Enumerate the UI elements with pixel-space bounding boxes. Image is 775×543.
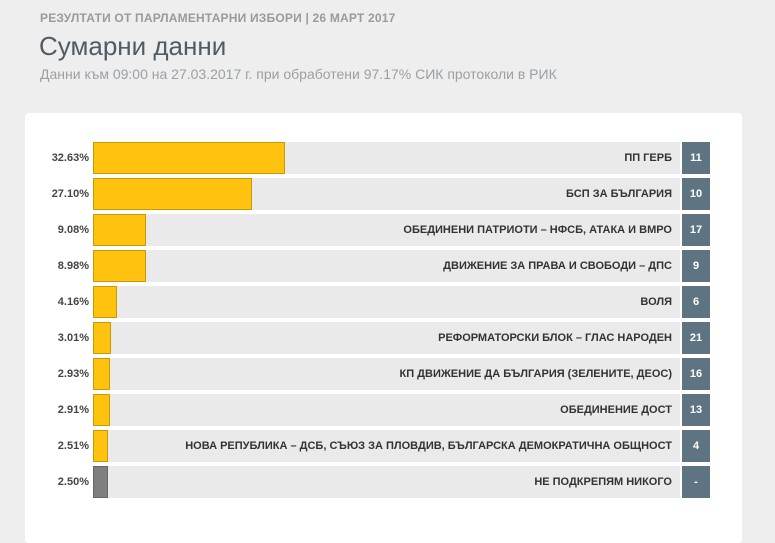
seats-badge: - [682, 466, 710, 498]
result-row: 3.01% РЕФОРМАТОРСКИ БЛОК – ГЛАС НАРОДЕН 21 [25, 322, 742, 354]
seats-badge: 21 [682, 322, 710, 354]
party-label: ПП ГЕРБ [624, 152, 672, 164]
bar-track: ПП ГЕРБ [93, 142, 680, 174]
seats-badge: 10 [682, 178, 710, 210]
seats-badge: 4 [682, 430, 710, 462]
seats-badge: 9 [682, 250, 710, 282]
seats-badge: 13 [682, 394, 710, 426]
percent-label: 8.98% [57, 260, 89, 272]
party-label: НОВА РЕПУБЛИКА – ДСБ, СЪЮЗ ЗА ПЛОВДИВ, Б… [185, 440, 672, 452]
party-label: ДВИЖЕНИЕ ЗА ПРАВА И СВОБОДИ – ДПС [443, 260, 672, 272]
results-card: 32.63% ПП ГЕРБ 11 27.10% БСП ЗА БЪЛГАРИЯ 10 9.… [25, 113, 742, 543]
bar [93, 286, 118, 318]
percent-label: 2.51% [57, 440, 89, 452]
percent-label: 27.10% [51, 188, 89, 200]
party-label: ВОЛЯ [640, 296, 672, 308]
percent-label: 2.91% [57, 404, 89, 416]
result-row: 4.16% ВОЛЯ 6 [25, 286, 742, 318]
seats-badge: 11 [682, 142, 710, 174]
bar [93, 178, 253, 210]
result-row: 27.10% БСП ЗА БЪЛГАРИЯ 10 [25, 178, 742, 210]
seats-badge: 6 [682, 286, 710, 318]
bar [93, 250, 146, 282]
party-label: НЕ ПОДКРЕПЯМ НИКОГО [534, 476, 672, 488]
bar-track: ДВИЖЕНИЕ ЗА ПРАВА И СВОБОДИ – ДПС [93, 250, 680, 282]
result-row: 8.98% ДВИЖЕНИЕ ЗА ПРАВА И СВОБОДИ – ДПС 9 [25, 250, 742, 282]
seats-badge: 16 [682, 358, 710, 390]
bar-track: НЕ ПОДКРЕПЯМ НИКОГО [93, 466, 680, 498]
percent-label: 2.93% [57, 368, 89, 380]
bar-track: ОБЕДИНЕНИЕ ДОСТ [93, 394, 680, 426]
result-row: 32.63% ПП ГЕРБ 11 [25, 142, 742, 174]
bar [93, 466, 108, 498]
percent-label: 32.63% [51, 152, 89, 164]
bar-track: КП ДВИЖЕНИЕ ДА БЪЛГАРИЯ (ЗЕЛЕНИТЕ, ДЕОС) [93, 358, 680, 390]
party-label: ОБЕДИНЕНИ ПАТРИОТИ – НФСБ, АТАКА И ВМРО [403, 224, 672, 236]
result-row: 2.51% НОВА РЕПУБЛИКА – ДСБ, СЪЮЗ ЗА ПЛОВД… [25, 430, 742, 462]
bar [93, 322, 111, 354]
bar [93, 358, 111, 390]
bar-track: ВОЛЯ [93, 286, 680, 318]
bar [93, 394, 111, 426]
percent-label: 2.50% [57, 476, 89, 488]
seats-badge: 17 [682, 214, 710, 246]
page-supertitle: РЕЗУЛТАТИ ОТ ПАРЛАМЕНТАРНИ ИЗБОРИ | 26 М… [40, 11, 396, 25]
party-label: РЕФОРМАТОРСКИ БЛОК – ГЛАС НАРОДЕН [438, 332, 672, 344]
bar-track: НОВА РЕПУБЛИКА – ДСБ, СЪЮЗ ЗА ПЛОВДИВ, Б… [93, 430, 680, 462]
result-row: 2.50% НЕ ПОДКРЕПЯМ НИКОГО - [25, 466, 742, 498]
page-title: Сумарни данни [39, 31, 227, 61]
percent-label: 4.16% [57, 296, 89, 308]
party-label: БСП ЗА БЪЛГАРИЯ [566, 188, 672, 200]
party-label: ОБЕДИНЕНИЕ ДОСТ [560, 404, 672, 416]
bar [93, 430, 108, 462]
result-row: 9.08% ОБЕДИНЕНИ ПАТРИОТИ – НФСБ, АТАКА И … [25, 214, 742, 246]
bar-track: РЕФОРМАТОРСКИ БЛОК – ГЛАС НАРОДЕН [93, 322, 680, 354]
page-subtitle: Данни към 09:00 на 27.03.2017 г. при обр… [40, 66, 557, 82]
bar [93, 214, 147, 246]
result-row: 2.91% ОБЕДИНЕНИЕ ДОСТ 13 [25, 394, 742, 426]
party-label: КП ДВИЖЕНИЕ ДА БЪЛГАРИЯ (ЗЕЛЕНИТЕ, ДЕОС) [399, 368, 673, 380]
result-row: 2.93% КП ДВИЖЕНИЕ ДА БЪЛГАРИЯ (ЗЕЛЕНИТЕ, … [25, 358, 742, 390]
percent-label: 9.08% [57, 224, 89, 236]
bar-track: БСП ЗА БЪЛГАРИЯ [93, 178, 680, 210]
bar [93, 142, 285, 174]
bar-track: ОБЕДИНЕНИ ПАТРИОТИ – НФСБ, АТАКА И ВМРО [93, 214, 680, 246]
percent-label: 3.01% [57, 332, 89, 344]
==
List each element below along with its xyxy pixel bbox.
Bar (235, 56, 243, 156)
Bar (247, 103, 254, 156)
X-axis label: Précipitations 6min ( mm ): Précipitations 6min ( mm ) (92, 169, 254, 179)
---
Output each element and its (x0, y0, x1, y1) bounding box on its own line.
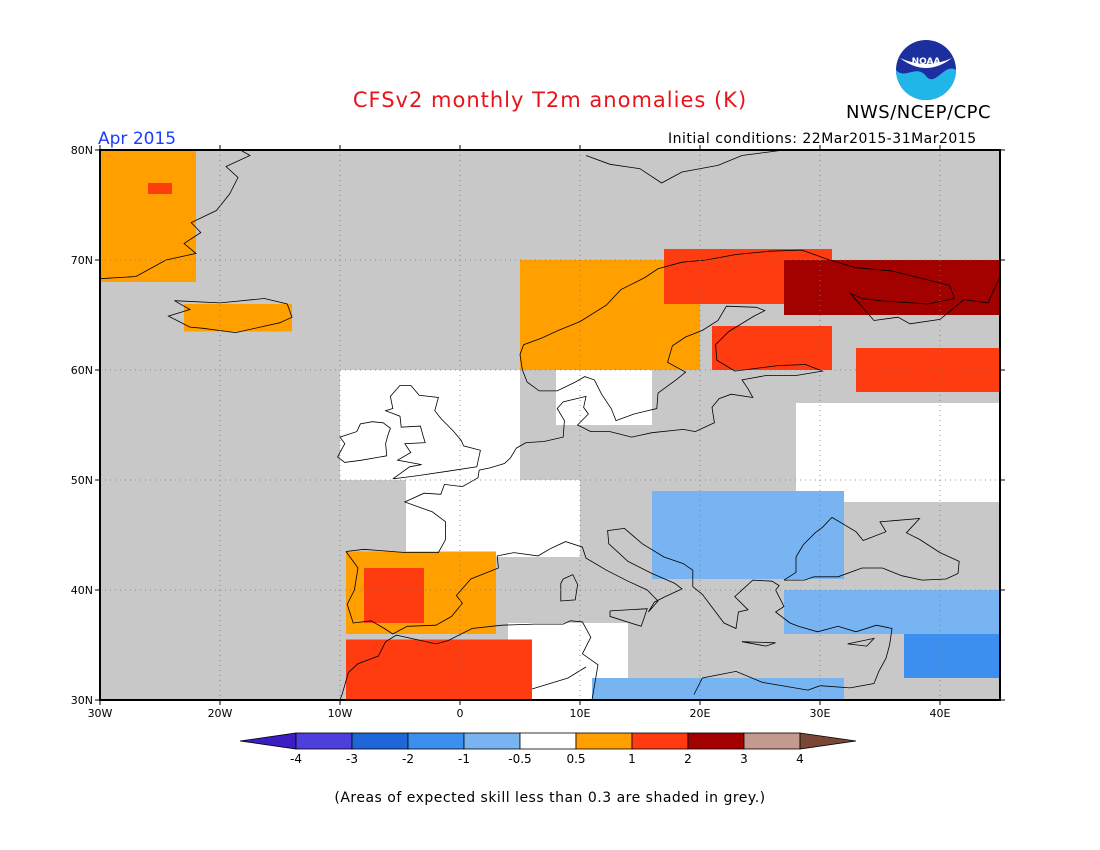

▶ _WHAT IS EXPECTED_: Rewrite as a numbered list the lines from the one containing "Enumerate the UI" through the one containing "seats-badge: 9 [682, 250, 710, 282]", inclusive, dropping any blank lines and leaving out the pictures.

▶ _TASK RESPONSE_:
1. Enumerate the UI elements with pixel-space bounding boxes. Image is 775×543.
2. seats-badge: - [682, 466, 710, 498]
3. result-row: 3.01% РЕФОРМАТОРСКИ БЛОК – ГЛАС НАРОДЕН 21 [25, 322, 742, 354]
4. seats-badge: 21 [682, 322, 710, 354]
5. party-label: ПП ГЕРБ [624, 152, 672, 164]
6. bar-track: ПП ГЕРБ [93, 142, 680, 174]
7. seats-badge: 10 [682, 178, 710, 210]
8. seats-badge: 4 [682, 430, 710, 462]
9. seats-badge: 9 [682, 250, 710, 282]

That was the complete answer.